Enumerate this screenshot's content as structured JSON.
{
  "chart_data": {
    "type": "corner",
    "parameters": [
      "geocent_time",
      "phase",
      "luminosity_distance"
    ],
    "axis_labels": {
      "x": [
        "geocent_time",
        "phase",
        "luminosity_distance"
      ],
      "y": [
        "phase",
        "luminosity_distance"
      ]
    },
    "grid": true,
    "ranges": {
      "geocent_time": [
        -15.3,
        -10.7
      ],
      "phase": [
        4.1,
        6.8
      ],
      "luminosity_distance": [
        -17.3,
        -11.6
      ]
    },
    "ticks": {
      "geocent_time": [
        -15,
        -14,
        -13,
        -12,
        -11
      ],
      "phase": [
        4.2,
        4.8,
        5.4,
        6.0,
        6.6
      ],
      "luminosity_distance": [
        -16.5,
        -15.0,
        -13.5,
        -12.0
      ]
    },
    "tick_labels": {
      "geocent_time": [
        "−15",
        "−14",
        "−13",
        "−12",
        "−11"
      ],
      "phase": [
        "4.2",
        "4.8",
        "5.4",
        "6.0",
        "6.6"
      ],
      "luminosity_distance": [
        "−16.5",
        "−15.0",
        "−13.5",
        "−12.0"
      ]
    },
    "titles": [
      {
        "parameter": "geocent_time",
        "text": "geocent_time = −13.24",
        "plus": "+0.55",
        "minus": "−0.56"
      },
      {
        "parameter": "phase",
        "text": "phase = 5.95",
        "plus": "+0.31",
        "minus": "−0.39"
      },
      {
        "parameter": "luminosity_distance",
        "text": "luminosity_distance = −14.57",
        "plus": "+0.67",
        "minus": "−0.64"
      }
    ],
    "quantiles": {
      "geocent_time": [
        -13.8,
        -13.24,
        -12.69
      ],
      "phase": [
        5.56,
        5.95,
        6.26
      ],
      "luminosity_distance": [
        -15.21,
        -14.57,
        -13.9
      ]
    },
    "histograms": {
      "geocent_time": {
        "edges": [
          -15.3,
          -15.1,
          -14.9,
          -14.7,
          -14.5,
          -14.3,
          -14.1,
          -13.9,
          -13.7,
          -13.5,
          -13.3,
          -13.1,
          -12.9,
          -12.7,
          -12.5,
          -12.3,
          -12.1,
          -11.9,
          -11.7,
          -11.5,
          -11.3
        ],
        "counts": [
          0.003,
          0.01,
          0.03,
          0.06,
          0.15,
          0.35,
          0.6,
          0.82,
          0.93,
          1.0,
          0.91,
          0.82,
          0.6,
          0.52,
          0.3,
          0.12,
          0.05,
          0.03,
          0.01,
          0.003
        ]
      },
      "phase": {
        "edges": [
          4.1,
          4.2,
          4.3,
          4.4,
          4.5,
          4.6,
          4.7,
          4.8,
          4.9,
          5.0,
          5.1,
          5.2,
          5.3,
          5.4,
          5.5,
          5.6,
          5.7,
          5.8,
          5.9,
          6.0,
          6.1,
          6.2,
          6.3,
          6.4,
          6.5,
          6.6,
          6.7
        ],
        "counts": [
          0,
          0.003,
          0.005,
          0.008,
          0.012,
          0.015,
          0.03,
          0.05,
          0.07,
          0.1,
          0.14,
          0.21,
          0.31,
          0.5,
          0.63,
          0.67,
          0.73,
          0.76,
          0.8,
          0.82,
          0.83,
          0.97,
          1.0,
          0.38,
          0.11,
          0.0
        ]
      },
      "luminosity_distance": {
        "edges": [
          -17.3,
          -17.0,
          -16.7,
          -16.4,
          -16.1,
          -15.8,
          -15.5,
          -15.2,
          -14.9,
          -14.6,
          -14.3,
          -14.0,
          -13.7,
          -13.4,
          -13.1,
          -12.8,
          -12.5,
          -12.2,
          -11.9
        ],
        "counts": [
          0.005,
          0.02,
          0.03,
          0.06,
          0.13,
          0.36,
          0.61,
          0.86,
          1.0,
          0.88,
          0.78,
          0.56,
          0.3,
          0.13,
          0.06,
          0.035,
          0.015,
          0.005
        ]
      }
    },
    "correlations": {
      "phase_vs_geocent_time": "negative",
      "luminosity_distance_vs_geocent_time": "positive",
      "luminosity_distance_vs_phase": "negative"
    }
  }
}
###
Written task. Transcribe each entry exactly.

Result.
Enumerate this screenshot's content as structured JSON.
{
  "chart_data": {
    "type": "corner",
    "parameters": [
      "geocent_time",
      "phase",
      "luminosity_distance"
    ],
    "axis_labels": {
      "x": [
        "geocent_time",
        "phase",
        "luminosity_distance"
      ],
      "y": [
        "phase",
        "luminosity_distance"
      ]
    },
    "grid": true,
    "ranges": {
      "geocent_time": [
        -15.3,
        -10.7
      ],
      "phase": [
        4.1,
        6.8
      ],
      "luminosity_distance": [
        -17.3,
        -11.6
      ]
    },
    "ticks": {
      "geocent_time": [
        -15,
        -14,
        -13,
        -12,
        -11
      ],
      "phase": [
        4.2,
        4.8,
        5.4,
        6.0,
        6.6
      ],
      "luminosity_distance": [
        -16.5,
        -15.0,
        -13.5,
        -12.0
      ]
    },
    "tick_labels": {
      "geocent_time": [
        "−15",
        "−14",
        "−13",
        "−12",
        "−11"
      ],
      "phase": [
        "4.2",
        "4.8",
        "5.4",
        "6.0",
        "6.6"
      ],
      "luminosity_distance": [
        "−16.5",
        "−15.0",
        "−13.5",
        "−12.0"
      ]
    },
    "titles": [
      {
        "parameter": "geocent_time",
        "text": "geocent_time = −13.24",
        "plus": "+0.55",
        "minus": "−0.56"
      },
      {
        "parameter": "phase",
        "text": "phase = 5.95",
        "plus": "+0.31",
        "minus": "−0.39"
      },
      {
        "parameter": "luminosity_distance",
        "text": "luminosity_distance = −14.57",
        "plus": "+0.67",
        "minus": "−0.64"
      }
    ],
    "quantiles": {
      "geocent_time": [
        -13.8,
        -13.24,
        -12.69
      ],
      "phase": [
        5.56,
        5.95,
        6.26
      ],
      "luminosity_distance": [
        -15.21,
        -14.57,
        -13.9
      ]
    },
    "histograms": {
      "geocent_time": {
        "edges": [
          -15.3,
          -15.1,
          -14.9,
          -14.7,
          -14.5,
          -14.3,
          -14.1,
          -13.9,
          -13.7,
          -13.5,
          -13.3,
          -13.1,
          -12.9,
          -12.7,
          -12.5,
          -12.3,
          -12.1,
          -11.9,
          -11.7,
          -11.5,
          -11.3
        ],
        "counts": [
          0.003,
          0.01,
          0.03,
          0.06,
          0.15,
          0.35,
          0.6,
          0.82,
          0.93,
          1.0,
          0.91,
          0.82,
          0.6,
          0.52,
          0.3,
          0.12,
          0.05,
          0.03,
          0.01,
          0.003
        ]
      },
      "phase": {
        "edges": [
          4.1,
          4.2,
          4.3,
          4.4,
          4.5,
          4.6,
          4.7,
          4.8,
          4.9,
          5.0,
          5.1,
          5.2,
          5.3,
          5.4,
          5.5,
          5.6,
          5.7,
          5.8,
          5.9,
          6.0,
          6.1,
          6.2,
          6.3,
          6.4,
          6.5,
          6.6,
          6.7
        ],
        "counts": [
          0,
          0.003,
          0.005,
          0.008,
          0.012,
          0.015,
          0.03,
          0.05,
          0.07,
          0.1,
          0.14,
          0.21,
          0.31,
          0.5,
          0.63,
          0.67,
          0.73,
          0.76,
          0.8,
          0.82,
          0.83,
          0.97,
          1.0,
          0.38,
          0.11,
          0.0
        ]
      },
      "luminosity_distance": {
        "edges": [
          -17.3,
          -17.0,
          -16.7,
          -16.4,
          -16.1,
          -15.8,
          -15.5,
          -15.2,
          -14.9,
          -14.6,
          -14.3,
          -14.0,
          -13.7,
          -13.4,
          -13.1,
          -12.8,
          -12.5,
          -12.2,
          -11.9
        ],
        "counts": [
          0.005,
          0.02,
          0.03,
          0.06,
          0.13,
          0.36,
          0.61,
          0.86,
          1.0,
          0.88,
          0.78,
          0.56,
          0.3,
          0.13,
          0.06,
          0.035,
          0.015,
          0.005
        ]
      }
    },
    "correlations": {
      "phase_vs_geocent_time": "negative",
      "luminosity_distance_vs_geocent_time": "positive",
      "luminosity_distance_vs_phase": "negative"
    }
  }
}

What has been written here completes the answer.